-- start of RECORDS FOR THIS EXERCISE --

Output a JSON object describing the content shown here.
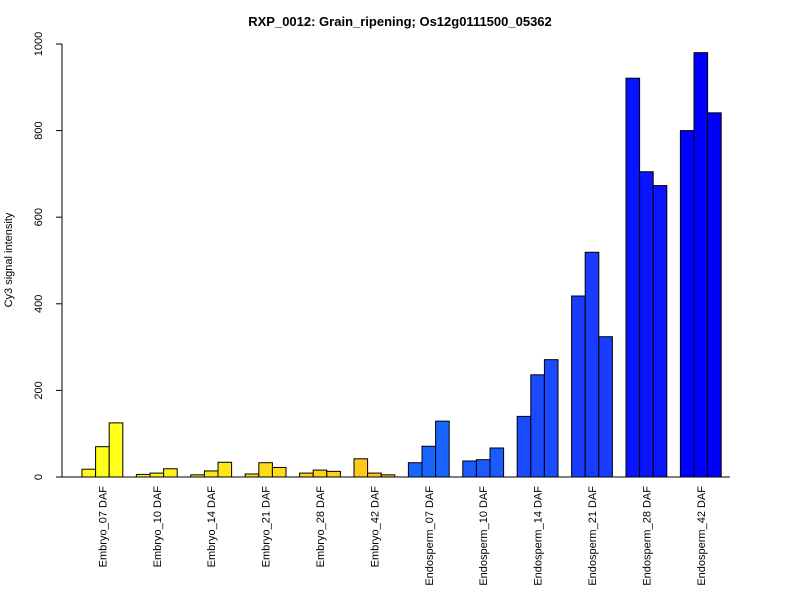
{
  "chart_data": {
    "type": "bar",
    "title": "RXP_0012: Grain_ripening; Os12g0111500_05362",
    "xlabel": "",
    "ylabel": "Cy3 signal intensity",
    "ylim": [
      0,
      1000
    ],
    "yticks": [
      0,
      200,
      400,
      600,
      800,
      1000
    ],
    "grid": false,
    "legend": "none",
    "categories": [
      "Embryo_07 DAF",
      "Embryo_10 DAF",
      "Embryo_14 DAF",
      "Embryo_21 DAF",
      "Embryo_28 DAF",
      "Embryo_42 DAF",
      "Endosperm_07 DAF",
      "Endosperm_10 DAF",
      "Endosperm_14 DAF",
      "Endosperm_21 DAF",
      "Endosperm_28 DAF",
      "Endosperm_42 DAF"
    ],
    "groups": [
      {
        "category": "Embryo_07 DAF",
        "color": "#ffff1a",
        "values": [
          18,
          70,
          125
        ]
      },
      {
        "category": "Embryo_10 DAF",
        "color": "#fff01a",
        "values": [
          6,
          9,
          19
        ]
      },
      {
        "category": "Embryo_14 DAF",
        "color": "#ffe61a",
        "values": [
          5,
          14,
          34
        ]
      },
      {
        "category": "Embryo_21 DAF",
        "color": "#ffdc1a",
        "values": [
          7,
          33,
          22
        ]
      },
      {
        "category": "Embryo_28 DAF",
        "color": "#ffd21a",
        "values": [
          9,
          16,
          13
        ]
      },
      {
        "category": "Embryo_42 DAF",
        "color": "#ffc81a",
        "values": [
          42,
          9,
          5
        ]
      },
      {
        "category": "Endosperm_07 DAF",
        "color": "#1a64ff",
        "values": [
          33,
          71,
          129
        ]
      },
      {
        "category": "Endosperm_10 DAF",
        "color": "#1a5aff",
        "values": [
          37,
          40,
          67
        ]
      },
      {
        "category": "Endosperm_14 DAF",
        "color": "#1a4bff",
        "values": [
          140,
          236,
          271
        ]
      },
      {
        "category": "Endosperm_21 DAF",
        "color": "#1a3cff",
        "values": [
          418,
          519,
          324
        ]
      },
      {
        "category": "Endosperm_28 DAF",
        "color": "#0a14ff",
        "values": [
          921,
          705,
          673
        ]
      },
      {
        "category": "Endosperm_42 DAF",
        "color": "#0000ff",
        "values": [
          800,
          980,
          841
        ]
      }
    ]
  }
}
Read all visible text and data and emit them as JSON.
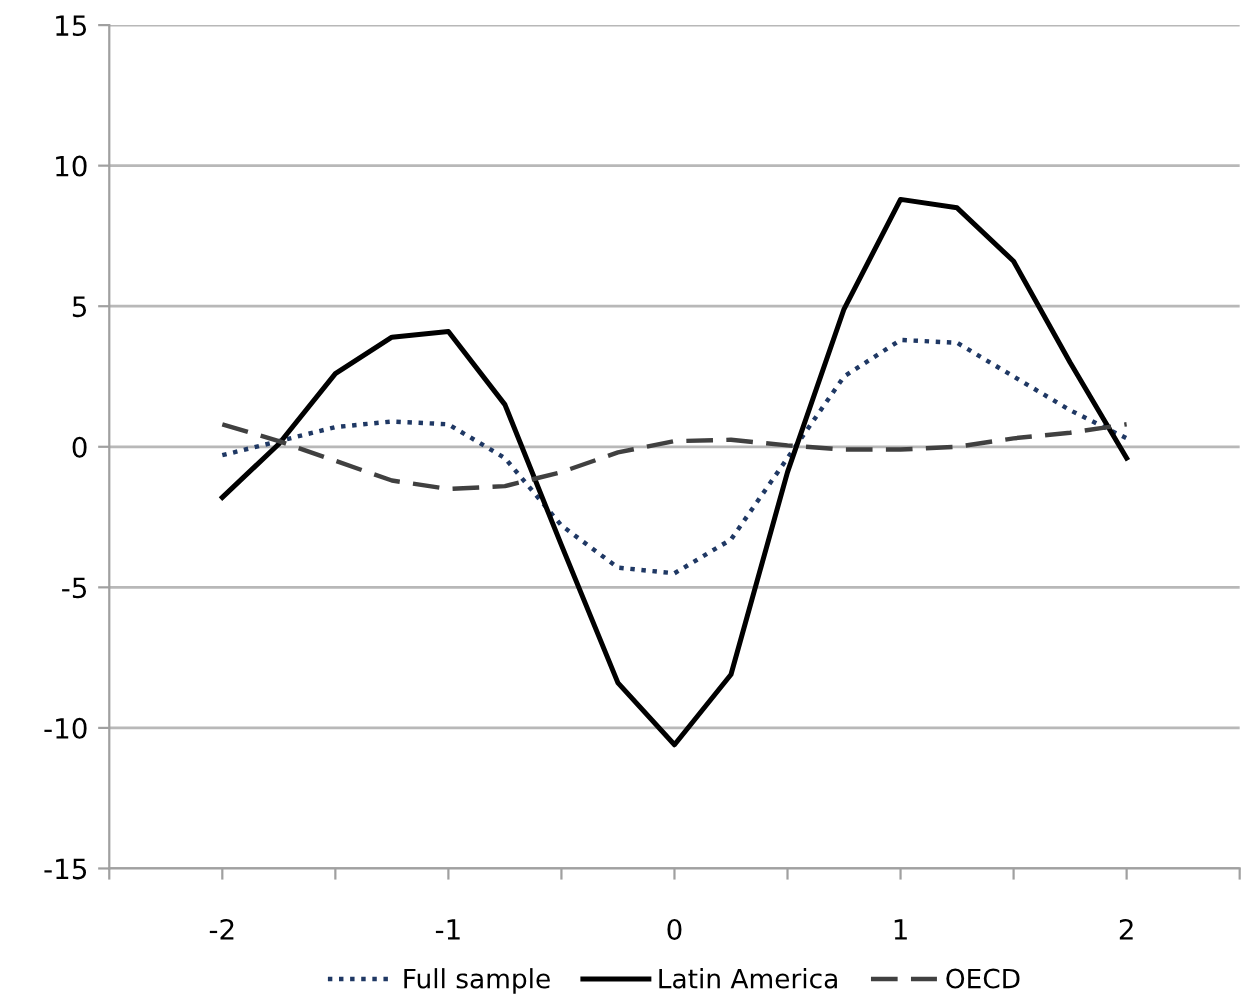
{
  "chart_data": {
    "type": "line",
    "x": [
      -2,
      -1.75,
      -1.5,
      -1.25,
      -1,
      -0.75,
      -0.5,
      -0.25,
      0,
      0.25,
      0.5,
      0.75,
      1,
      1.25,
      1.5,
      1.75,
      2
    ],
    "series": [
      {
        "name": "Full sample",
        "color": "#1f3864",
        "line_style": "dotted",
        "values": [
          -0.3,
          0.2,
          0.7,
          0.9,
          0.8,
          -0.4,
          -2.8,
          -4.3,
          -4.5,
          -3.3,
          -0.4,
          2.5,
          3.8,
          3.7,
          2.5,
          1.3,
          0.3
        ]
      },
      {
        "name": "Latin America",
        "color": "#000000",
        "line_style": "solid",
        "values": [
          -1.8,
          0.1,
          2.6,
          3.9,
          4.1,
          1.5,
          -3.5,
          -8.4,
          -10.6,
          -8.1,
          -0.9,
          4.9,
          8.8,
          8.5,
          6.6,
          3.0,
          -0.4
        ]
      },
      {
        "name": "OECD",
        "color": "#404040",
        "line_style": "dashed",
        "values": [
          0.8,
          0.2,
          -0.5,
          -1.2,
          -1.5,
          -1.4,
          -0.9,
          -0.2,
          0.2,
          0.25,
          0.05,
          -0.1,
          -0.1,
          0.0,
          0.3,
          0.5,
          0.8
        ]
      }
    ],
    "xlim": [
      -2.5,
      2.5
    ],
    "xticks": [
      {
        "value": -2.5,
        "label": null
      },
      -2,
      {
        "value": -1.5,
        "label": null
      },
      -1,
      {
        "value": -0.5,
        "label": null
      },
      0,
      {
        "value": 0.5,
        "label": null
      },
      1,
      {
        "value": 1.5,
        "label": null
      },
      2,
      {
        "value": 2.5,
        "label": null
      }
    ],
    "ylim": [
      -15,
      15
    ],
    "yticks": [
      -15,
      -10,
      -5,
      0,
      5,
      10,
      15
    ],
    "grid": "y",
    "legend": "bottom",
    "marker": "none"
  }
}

-- end of RECORDS FOR THIS EXERCISE --

REQUIRED WORK —
Reproduce all of the material above word for word. Omit the pictures.

EXERCISE RESULT —
Output a JSON object describing the content shown here.
{
  "chart_data": {
    "type": "bar",
    "title": "RXP_0012: Grain_ripening; Os12g0111500_05362",
    "xlabel": "",
    "ylabel": "Cy3 signal intensity",
    "ylim": [
      0,
      1000
    ],
    "yticks": [
      0,
      200,
      400,
      600,
      800,
      1000
    ],
    "grid": false,
    "legend": "none",
    "categories": [
      "Embryo_07 DAF",
      "Embryo_10 DAF",
      "Embryo_14 DAF",
      "Embryo_21 DAF",
      "Embryo_28 DAF",
      "Embryo_42 DAF",
      "Endosperm_07 DAF",
      "Endosperm_10 DAF",
      "Endosperm_14 DAF",
      "Endosperm_21 DAF",
      "Endosperm_28 DAF",
      "Endosperm_42 DAF"
    ],
    "groups": [
      {
        "category": "Embryo_07 DAF",
        "color": "#ffff1a",
        "values": [
          18,
          70,
          125
        ]
      },
      {
        "category": "Embryo_10 DAF",
        "color": "#fff01a",
        "values": [
          6,
          9,
          19
        ]
      },
      {
        "category": "Embryo_14 DAF",
        "color": "#ffe61a",
        "values": [
          5,
          14,
          34
        ]
      },
      {
        "category": "Embryo_21 DAF",
        "color": "#ffdc1a",
        "values": [
          7,
          33,
          22
        ]
      },
      {
        "category": "Embryo_28 DAF",
        "color": "#ffd21a",
        "values": [
          9,
          16,
          13
        ]
      },
      {
        "category": "Embryo_42 DAF",
        "color": "#ffc81a",
        "values": [
          42,
          9,
          5
        ]
      },
      {
        "category": "Endosperm_07 DAF",
        "color": "#1a64ff",
        "values": [
          33,
          71,
          129
        ]
      },
      {
        "category": "Endosperm_10 DAF",
        "color": "#1a5aff",
        "values": [
          37,
          40,
          67
        ]
      },
      {
        "category": "Endosperm_14 DAF",
        "color": "#1a4bff",
        "values": [
          140,
          236,
          271
        ]
      },
      {
        "category": "Endosperm_21 DAF",
        "color": "#1a3cff",
        "values": [
          418,
          519,
          324
        ]
      },
      {
        "category": "Endosperm_28 DAF",
        "color": "#0a14ff",
        "values": [
          921,
          705,
          673
        ]
      },
      {
        "category": "Endosperm_42 DAF",
        "color": "#0000ff",
        "values": [
          800,
          980,
          841
        ]
      }
    ]
  }
}
Read all visible text and data and emit them as JSON.
{
  "chart_data": {
    "type": "line",
    "x": [
      -2,
      -1.75,
      -1.5,
      -1.25,
      -1,
      -0.75,
      -0.5,
      -0.25,
      0,
      0.25,
      0.5,
      0.75,
      1,
      1.25,
      1.5,
      1.75,
      2
    ],
    "series": [
      {
        "name": "Full sample",
        "color": "#1f3864",
        "line_style": "dotted",
        "values": [
          -0.3,
          0.2,
          0.7,
          0.9,
          0.8,
          -0.4,
          -2.8,
          -4.3,
          -4.5,
          -3.3,
          -0.4,
          2.5,
          3.8,
          3.7,
          2.5,
          1.3,
          0.3
        ]
      },
      {
        "name": "Latin America",
        "color": "#000000",
        "line_style": "solid",
        "values": [
          -1.8,
          0.1,
          2.6,
          3.9,
          4.1,
          1.5,
          -3.5,
          -8.4,
          -10.6,
          -8.1,
          -0.9,
          4.9,
          8.8,
          8.5,
          6.6,
          3.0,
          -0.4
        ]
      },
      {
        "name": "OECD",
        "color": "#404040",
        "line_style": "dashed",
        "values": [
          0.8,
          0.2,
          -0.5,
          -1.2,
          -1.5,
          -1.4,
          -0.9,
          -0.2,
          0.2,
          0.25,
          0.05,
          -0.1,
          -0.1,
          0.0,
          0.3,
          0.5,
          0.8
        ]
      }
    ],
    "xlim": [
      -2.5,
      2.5
    ],
    "xticks": [
      {
        "value": -2.5,
        "label": null
      },
      -2,
      {
        "value": -1.5,
        "label": null
      },
      -1,
      {
        "value": -0.5,
        "label": null
      },
      0,
      {
        "value": 0.5,
        "label": null
      },
      1,
      {
        "value": 1.5,
        "label": null
      },
      2,
      {
        "value": 2.5,
        "label": null
      }
    ],
    "ylim": [
      -15,
      15
    ],
    "yticks": [
      -15,
      -10,
      -5,
      0,
      5,
      10,
      15
    ],
    "grid": "y",
    "legend": "bottom",
    "marker": "none"
  }
}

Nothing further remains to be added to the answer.